Directions for this task:
The data follows this line. Copy verbatim the line with "Convert this document image to plain text." and each line after it to the end.

Records from a dataset:
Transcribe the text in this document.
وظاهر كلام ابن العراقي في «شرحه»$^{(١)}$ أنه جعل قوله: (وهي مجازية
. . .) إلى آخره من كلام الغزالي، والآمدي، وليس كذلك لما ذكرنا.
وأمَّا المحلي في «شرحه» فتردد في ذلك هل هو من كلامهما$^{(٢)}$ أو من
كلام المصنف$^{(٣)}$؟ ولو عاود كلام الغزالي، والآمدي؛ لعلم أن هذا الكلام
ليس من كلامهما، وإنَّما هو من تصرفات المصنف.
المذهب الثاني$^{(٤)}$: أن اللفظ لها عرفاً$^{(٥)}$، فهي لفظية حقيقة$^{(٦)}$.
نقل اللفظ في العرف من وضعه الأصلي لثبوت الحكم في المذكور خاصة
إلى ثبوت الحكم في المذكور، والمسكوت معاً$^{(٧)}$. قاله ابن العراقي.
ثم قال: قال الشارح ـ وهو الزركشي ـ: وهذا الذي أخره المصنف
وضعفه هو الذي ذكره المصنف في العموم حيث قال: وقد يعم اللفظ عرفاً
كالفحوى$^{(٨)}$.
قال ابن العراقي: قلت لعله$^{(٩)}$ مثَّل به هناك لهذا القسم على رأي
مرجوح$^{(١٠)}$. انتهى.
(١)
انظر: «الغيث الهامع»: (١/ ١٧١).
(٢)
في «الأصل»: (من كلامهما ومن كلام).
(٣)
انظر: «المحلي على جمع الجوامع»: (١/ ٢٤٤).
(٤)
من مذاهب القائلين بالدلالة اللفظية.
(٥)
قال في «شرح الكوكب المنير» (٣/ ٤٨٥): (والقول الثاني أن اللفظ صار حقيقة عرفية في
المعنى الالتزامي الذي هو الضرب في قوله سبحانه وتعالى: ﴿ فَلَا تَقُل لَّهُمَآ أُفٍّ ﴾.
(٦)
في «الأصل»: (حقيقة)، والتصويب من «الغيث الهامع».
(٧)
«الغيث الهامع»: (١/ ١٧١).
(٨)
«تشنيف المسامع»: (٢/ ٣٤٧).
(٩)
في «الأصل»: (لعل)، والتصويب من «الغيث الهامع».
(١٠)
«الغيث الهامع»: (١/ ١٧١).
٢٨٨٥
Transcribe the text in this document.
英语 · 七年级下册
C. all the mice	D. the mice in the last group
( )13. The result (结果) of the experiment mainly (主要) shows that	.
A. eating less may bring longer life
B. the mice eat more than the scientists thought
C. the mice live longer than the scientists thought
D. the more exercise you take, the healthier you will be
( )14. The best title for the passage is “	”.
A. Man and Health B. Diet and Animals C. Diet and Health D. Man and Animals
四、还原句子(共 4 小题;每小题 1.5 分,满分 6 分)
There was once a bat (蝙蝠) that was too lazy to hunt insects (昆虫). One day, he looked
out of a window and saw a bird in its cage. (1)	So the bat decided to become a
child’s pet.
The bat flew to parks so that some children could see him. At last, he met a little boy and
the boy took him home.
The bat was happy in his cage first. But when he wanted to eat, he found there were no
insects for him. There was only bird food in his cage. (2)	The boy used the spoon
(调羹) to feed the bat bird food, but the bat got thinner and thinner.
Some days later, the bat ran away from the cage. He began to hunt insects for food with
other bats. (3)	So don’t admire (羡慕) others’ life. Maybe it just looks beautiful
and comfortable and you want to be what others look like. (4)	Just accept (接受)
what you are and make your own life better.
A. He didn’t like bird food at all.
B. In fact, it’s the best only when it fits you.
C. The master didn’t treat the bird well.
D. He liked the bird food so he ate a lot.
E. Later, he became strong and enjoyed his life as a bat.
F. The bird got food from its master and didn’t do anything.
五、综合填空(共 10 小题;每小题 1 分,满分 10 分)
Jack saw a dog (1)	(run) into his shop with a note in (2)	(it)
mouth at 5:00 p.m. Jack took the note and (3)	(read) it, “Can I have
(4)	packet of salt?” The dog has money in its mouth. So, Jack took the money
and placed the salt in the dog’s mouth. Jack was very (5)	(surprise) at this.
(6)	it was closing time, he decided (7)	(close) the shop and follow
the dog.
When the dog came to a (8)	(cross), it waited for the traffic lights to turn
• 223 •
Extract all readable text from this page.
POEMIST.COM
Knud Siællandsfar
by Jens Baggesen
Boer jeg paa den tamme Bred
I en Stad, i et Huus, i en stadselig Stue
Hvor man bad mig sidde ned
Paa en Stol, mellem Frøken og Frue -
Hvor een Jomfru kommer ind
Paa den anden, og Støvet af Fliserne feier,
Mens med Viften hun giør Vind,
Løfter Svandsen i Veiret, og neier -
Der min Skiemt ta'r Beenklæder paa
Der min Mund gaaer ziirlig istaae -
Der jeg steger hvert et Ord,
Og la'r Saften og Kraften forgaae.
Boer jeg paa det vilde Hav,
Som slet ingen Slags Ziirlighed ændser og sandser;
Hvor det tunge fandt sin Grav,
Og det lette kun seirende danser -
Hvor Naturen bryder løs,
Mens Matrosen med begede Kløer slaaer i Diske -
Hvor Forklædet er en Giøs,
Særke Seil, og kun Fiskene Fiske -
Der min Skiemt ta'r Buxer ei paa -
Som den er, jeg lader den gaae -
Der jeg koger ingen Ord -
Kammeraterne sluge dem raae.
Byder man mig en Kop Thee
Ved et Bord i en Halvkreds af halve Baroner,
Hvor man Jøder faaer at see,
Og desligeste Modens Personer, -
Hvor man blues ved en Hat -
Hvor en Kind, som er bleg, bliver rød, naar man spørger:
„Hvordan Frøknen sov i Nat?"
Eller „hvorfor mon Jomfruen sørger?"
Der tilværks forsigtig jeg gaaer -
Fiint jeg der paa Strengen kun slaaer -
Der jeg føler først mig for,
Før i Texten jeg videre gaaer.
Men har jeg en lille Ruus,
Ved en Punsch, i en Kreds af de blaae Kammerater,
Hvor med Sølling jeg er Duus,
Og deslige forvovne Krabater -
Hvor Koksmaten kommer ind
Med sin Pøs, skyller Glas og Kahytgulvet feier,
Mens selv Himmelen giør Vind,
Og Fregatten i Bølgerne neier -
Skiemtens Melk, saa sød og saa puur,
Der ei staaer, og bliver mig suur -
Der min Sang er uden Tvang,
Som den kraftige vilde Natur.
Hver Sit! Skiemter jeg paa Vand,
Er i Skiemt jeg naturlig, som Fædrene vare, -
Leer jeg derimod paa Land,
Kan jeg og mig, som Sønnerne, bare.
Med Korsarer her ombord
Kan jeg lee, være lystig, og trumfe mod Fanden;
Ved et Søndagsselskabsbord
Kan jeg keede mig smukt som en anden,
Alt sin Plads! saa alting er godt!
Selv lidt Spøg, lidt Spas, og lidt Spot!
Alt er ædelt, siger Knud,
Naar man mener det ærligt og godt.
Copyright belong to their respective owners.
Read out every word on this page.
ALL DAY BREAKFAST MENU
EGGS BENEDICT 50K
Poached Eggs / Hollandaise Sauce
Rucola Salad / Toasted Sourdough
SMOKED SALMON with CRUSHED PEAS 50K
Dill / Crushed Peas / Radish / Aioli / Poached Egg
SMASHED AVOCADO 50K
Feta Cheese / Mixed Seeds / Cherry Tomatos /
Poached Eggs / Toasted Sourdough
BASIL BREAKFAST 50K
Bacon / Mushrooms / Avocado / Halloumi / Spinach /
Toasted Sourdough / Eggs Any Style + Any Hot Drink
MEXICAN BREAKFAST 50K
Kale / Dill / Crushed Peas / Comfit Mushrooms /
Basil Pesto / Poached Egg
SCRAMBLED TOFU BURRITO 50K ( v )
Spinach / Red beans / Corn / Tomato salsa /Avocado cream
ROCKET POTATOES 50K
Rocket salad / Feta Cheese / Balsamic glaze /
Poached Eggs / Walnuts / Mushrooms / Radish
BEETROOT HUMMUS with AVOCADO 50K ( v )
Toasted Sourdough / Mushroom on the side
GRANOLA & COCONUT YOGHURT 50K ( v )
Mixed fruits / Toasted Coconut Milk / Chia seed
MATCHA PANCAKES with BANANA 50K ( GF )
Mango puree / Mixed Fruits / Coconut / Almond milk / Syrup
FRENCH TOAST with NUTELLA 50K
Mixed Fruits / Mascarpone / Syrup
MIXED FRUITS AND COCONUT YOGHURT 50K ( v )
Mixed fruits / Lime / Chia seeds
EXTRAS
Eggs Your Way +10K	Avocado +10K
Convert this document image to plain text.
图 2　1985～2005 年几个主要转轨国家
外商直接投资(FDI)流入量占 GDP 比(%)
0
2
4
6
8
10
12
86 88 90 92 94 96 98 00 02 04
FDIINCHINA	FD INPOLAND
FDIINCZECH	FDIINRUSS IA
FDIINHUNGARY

Written reply:
Convert this document image to plain text.
图 2　1985～2005 年几个主要转轨国家
外商直接投资(FDI)流入量占 GDP 比(%)
0
2
4
6
8
10
12
86 88 90 92 94 96 98 00 02 04
FDIINCHINA	FD INPOLAND
FDIINCZECH	FDIINRUSS IA
FDIINHUNGARY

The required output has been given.